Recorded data

↓

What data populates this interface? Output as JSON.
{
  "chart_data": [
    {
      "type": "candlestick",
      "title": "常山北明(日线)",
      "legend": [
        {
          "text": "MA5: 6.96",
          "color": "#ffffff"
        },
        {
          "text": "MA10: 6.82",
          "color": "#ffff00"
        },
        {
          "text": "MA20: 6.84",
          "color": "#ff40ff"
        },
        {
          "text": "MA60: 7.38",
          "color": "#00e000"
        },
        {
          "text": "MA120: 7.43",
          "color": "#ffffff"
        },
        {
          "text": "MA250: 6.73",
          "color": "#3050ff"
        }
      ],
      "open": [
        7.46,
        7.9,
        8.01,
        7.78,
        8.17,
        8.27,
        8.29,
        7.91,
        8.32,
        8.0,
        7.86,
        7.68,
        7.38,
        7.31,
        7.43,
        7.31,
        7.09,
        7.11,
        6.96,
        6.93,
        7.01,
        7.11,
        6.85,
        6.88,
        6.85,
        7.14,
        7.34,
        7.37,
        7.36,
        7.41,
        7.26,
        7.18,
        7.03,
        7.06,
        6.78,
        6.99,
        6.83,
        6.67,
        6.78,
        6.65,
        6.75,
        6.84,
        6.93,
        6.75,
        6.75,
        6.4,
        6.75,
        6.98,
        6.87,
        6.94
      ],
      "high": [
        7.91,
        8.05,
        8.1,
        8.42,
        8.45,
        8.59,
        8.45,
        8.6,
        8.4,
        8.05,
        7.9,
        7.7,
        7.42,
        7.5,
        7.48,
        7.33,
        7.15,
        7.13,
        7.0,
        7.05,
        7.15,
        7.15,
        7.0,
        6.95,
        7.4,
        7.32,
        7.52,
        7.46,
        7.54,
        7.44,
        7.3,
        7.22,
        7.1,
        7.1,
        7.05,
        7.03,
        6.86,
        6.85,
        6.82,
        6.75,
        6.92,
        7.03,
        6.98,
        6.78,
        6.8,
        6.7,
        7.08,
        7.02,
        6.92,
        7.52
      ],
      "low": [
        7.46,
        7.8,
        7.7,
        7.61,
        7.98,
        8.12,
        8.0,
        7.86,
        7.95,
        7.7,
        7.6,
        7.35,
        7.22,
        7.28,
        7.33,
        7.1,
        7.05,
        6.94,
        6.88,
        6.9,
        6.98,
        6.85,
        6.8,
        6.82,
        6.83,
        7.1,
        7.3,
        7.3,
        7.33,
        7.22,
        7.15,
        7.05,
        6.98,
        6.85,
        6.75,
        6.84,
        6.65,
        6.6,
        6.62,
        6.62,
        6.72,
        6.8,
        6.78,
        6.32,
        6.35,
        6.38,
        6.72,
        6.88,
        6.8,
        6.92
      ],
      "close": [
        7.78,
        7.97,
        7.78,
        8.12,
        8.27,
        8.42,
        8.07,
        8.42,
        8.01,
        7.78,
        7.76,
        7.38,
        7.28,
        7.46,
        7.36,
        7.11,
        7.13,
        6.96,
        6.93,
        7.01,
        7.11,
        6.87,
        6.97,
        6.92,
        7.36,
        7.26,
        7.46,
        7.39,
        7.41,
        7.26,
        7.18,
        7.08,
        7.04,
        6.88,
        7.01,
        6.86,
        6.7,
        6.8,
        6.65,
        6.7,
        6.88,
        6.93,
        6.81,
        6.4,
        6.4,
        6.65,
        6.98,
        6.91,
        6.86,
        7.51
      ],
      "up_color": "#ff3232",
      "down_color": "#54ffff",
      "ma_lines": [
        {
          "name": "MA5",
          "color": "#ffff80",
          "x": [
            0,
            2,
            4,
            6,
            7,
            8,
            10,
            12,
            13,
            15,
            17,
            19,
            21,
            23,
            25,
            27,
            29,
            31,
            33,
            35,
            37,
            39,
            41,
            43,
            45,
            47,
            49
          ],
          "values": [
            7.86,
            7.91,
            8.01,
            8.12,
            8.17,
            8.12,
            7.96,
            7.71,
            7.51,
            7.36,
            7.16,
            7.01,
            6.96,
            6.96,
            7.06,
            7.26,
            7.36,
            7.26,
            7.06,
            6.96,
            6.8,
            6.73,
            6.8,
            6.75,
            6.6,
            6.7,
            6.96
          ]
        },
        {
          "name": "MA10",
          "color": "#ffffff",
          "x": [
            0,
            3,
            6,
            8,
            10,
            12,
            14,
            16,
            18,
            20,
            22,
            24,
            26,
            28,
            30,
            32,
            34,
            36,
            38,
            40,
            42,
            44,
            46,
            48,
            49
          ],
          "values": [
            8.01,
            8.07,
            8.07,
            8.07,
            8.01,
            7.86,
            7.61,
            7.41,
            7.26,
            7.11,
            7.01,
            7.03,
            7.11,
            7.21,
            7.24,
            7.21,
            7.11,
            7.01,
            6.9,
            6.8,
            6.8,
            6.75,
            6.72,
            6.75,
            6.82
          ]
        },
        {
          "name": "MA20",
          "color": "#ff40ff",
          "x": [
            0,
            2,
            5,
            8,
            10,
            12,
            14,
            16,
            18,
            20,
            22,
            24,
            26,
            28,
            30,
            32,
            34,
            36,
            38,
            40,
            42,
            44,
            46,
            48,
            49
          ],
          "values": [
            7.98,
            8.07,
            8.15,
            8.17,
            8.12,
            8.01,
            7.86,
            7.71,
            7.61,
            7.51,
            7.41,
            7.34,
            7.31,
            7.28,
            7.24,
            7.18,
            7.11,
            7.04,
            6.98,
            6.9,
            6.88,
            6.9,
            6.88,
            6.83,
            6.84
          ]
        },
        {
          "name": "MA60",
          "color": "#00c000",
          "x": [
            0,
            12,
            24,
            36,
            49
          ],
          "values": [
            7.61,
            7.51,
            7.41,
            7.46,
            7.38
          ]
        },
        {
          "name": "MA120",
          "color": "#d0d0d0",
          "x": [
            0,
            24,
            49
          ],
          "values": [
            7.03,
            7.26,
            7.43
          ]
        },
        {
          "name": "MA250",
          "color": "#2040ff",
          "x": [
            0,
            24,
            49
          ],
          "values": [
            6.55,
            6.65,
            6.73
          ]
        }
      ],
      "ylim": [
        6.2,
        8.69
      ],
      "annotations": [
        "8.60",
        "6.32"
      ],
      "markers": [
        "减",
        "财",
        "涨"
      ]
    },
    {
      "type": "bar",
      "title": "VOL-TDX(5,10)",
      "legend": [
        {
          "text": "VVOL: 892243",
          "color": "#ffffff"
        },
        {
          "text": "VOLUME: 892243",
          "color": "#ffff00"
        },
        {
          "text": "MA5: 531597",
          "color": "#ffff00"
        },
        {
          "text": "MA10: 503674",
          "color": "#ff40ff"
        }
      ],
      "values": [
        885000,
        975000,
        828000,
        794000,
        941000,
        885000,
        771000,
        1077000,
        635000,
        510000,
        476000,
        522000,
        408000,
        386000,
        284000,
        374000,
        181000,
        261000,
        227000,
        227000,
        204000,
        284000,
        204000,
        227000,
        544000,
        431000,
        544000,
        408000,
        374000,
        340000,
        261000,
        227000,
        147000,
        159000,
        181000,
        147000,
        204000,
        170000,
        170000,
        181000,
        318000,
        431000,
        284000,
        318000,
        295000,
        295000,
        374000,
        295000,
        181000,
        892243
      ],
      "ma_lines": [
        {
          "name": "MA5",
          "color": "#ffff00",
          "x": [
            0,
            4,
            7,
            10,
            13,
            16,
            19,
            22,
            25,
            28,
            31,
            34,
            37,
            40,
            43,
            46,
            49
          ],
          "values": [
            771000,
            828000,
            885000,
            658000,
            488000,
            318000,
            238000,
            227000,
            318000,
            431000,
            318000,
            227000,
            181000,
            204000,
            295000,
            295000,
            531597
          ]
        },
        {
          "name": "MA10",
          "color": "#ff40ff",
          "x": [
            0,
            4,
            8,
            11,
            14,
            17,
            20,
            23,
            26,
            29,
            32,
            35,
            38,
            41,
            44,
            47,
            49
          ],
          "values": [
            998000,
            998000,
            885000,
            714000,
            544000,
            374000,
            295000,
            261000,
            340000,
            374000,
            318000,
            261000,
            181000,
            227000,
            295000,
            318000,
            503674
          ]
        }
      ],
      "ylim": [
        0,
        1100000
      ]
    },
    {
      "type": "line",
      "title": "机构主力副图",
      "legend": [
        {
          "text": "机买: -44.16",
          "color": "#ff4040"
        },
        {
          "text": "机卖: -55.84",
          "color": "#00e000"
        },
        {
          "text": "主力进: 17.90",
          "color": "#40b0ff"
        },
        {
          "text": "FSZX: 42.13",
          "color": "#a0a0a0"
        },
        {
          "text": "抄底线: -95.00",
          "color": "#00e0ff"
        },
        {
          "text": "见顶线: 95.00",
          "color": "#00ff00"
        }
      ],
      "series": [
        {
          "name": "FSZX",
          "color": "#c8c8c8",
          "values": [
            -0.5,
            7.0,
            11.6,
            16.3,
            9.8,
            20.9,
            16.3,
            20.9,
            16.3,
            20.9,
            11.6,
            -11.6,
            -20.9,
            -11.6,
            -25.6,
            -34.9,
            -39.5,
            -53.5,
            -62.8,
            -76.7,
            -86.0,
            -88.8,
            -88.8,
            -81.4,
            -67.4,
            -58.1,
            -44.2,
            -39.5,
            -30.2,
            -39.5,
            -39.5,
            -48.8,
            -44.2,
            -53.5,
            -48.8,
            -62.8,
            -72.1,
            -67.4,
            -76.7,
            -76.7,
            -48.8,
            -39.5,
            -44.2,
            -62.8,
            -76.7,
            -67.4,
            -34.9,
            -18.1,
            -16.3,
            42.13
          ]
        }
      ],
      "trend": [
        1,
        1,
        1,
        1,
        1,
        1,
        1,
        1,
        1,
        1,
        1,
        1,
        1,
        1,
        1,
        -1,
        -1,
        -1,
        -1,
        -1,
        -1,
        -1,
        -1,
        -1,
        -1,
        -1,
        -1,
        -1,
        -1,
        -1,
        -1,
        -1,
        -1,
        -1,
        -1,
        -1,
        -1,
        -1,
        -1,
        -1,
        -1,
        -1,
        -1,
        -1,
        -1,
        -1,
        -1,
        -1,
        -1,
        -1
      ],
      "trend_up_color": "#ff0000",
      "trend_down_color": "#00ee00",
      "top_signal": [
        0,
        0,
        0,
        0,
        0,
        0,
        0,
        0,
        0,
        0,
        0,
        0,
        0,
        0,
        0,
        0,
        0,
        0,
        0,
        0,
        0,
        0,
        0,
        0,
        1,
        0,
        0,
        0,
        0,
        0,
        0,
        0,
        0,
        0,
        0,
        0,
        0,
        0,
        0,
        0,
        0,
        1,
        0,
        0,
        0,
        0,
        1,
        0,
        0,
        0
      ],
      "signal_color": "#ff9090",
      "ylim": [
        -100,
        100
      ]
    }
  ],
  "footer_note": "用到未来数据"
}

↑

Look through the material and copy each line that has "title".

      "title": "常山北明(日线)",
      "title": "VOL-TDX(5,10)",
      "title": "机构主力副图",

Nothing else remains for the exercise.